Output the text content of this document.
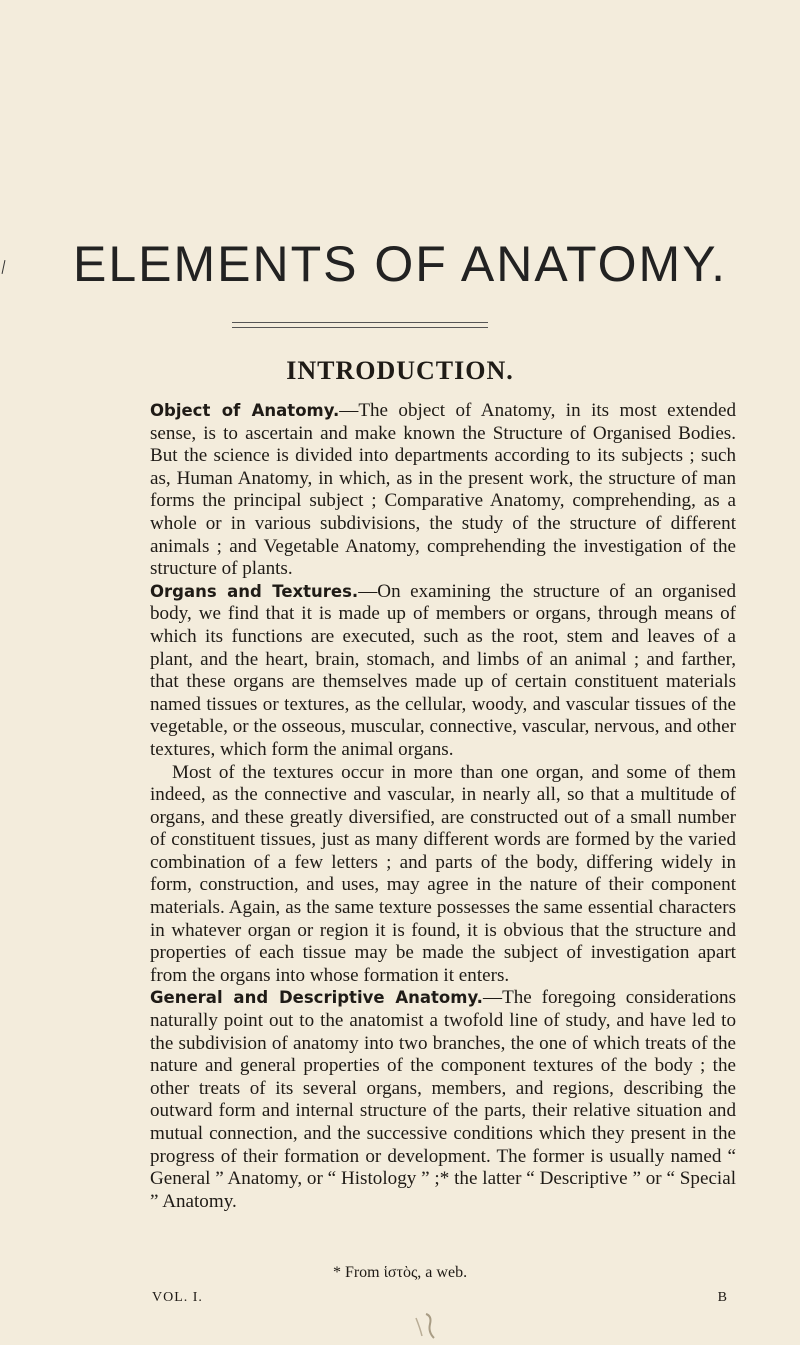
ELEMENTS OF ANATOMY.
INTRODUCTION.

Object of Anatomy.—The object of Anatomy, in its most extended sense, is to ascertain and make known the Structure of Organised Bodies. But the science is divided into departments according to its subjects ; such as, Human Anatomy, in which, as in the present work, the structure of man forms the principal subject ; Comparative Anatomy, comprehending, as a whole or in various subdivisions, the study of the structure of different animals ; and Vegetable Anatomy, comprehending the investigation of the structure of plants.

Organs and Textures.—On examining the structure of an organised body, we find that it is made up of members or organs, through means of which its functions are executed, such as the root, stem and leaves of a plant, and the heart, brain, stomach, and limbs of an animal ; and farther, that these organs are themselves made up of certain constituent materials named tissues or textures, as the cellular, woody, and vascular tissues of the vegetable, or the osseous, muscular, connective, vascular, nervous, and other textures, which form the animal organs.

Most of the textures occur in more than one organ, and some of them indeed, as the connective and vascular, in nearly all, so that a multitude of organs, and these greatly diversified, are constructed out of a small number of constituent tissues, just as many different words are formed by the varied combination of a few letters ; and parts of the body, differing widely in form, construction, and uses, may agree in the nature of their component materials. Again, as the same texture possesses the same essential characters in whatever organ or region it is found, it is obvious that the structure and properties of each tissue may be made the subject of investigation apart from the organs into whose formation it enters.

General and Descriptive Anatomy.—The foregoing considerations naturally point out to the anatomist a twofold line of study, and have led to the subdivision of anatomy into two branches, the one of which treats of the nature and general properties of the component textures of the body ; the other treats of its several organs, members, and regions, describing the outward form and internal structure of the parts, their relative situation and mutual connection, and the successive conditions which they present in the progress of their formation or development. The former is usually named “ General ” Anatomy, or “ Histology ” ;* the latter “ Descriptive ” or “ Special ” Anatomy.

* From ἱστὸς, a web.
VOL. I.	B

-- -- --

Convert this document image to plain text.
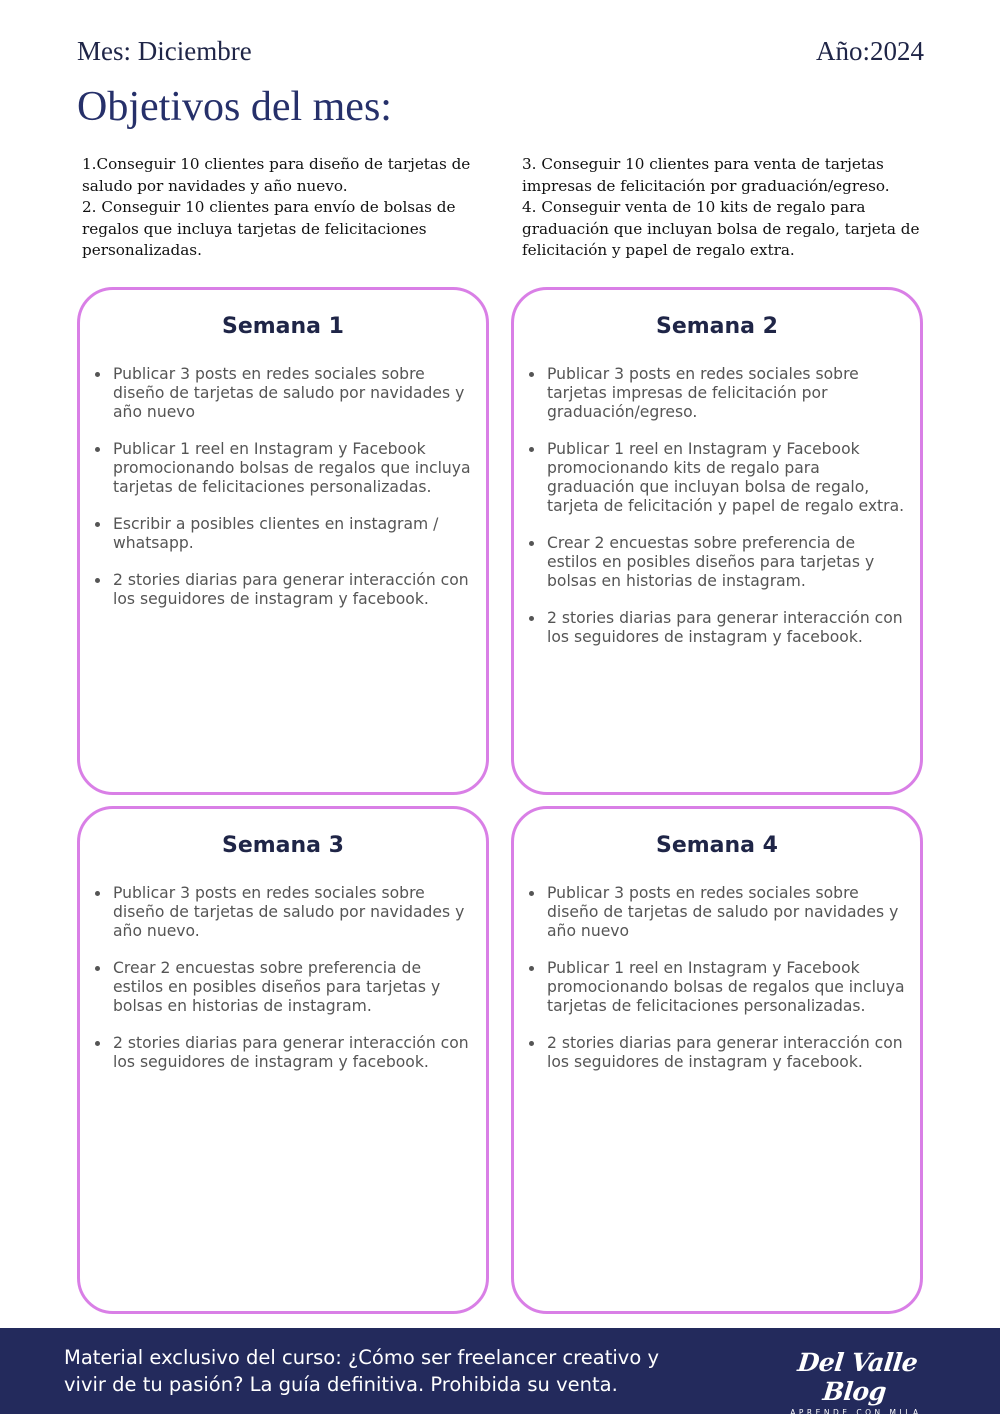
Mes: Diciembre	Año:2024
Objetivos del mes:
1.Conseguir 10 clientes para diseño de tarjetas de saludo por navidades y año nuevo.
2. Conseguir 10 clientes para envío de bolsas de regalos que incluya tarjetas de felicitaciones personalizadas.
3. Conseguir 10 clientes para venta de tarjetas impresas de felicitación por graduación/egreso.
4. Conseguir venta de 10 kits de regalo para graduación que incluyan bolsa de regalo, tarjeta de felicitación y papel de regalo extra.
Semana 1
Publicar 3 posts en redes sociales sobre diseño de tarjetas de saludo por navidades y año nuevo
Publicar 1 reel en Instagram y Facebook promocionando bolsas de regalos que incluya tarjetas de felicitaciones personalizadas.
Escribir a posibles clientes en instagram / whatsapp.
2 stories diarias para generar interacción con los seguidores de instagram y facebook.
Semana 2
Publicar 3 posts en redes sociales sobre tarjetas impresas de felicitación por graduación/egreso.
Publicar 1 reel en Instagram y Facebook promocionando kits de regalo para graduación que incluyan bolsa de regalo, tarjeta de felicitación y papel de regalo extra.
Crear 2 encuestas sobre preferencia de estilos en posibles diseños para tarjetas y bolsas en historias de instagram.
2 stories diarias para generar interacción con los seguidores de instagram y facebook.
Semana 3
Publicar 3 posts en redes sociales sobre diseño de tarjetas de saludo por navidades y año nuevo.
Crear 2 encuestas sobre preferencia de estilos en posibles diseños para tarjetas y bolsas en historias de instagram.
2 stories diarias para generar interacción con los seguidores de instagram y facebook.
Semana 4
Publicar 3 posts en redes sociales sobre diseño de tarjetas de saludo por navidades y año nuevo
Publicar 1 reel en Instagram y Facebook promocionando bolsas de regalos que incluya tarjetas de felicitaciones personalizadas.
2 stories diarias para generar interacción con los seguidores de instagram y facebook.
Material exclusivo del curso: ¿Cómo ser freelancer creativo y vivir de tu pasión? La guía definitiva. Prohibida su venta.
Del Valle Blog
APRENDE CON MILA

-- -- --

**WHAT THE TASK REQUIRES:**
From the data above, copy out every line with the string "connective" in it.

**RESULT OF THE TASK:**
Organs and Textures.—On examining the structure of an organised body, we find that it is made up of members or organs, through means of which its functions are executed, such as the root, stem and leaves of a plant, and the heart, brain, stomach, and limbs of an animal ; and farther, that these organs are themselves made up of certain constituent materials named tissues or textures, as the cellular, woody, and vascular tissues of the vegetable, or the osseous, muscular, connective, vascular, nervous, and other textures, which form the animal organs.
Most of the textures occur in more than one organ, and some of them indeed, as the connective and vascular, in nearly all, so that a multitude of organs, and these greatly diversified, are constructed out of a small number of constituent tissues, just as many different words are formed by the varied combination of a few letters ; and parts of the body, differing widely in form, construction, and uses, may agree in the nature of their component materials. Again, as the same texture possesses the same essential characters in whatever organ or region it is found, it is obvious that the structure and properties of each tissue may be made the subject of investigation apart from the organs into whose formation it enters.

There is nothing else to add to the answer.